━━━ Quoted text

CANNABIS resin was found by police in a tracksuit top Emma Crowden was wearing and there was more on the coffee table of her home they visited.
But Emma Crowden maintained in court today that the ‘dope’ didn’t belong to her. She assumed it was the property of her then boyfriend, Stewart Dixon.
She told Wick Justice of the Peace Court that she had borrowed the top to go out for coal, on a cold November night, last year and was still wearing it when the police arrived.
Senior fiscal depute, David Barclay, found the explanation a little far-fetched and told her so, during a trial at Wick Justice of the Peace Court, which heard that the police had initially visit Crowden’s home in Shelligoe Road, Lybster on a matter unrelated to drugs.
Seventeen-year-old Crowden denied having the cannabis in her possession at her home on November 13, last year.
She told the court that she borrowed Mr Dixon’s tracksuit top-he had popped out to see his mother-which he had left hanging on the living room door, shortly before the police arrived.
When an officer drew a small piece of cannabis in silver foil, she assumed it belonged to Mr Dixon as she had known him to smoke the drug now and again, but said nothing, as she didn’t want to get him into trouble. She was surprised that cannabis had also been found on the coffee table and reckoned it also belonged to Mr Dixon.

━━━━━━

What is asked:
Continue the court report on the cannabis found at Emma Crowden's home, picking up after its final sentence.

━━━ Data section

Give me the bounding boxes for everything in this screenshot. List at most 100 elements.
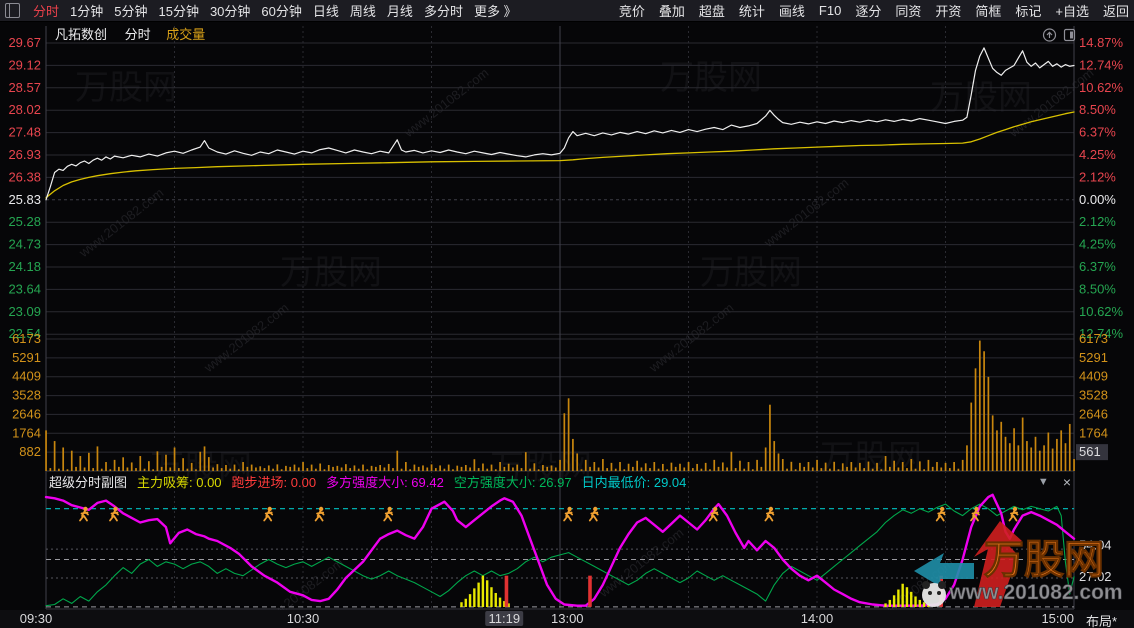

━━━━━━

Answer for this exercise:
Mr Barclay told Crowden: “What you are telling us is a terrible coincidence. The one night the police call, you are wearing a top containing cannabis resin and there’s resin on the table. It makes it sound as if your living room is a hotbed of cannabis. Is it not the case that this a story you cobbled together to get you out of bother... manufactured by Mr Dixon and yourself to get you off the hook?.”
Crowden: “No”.
Mr Barclay: “You would have thought before he went out, to visit his mum, he would have put his top on.”
Crowden: “He’s got more than one top.”
Mr Barclay: “A man of many tops”.
Crowden: “I don’t know why he didn’t put it on”.
Stewart Dixon (29) a fisherman of Golf View Place, Lybster confirmed he had left the top at Crowden’s house when he left to visit his mother. He told the court that he was no longer in a relationship with the accused.
Mr Dixon said he had gone into the police station the following day to explain the cannabis belonged to him. He also denied making a story up to save Crowden getting the blame.
He said that Crowden had been upstairs earlier, putting her child to bed while he had been rolling a joint downstairs and replying the fiscal added he had never rolled a joint in Crowden’s house before .
Mr Barclay: “It just happened for the first time that night, the night the police arrived?”.
Mr Dixon: “Shocking...isn’t it”.
Mr Barclay: “It is not the case, you are just telling us a pack of lies to help Emma?”
Mr Dixon: “That is not why I am here”.
Summing up, Mr Barclay submitted that it was sufficient to convict on the basis the drugs were in Crowden’s house and she had “knowledge and control” of them, even although they didn’t belong to her.
Solicitor Sylvia MacLennan said it was not surprising and “quite credible” that Crowden didn’t see Mr Dixon rolling a joint, or notice the cannabis on the coffee table as she was upstairs, attending to her bairn.
Miss MacLennan continued: “Mr Barclay says that if Crowden is to be believed she is one of the unluckiest of people. But facts are often stranger than fiction. She had no knowledge and no control over these drugs.”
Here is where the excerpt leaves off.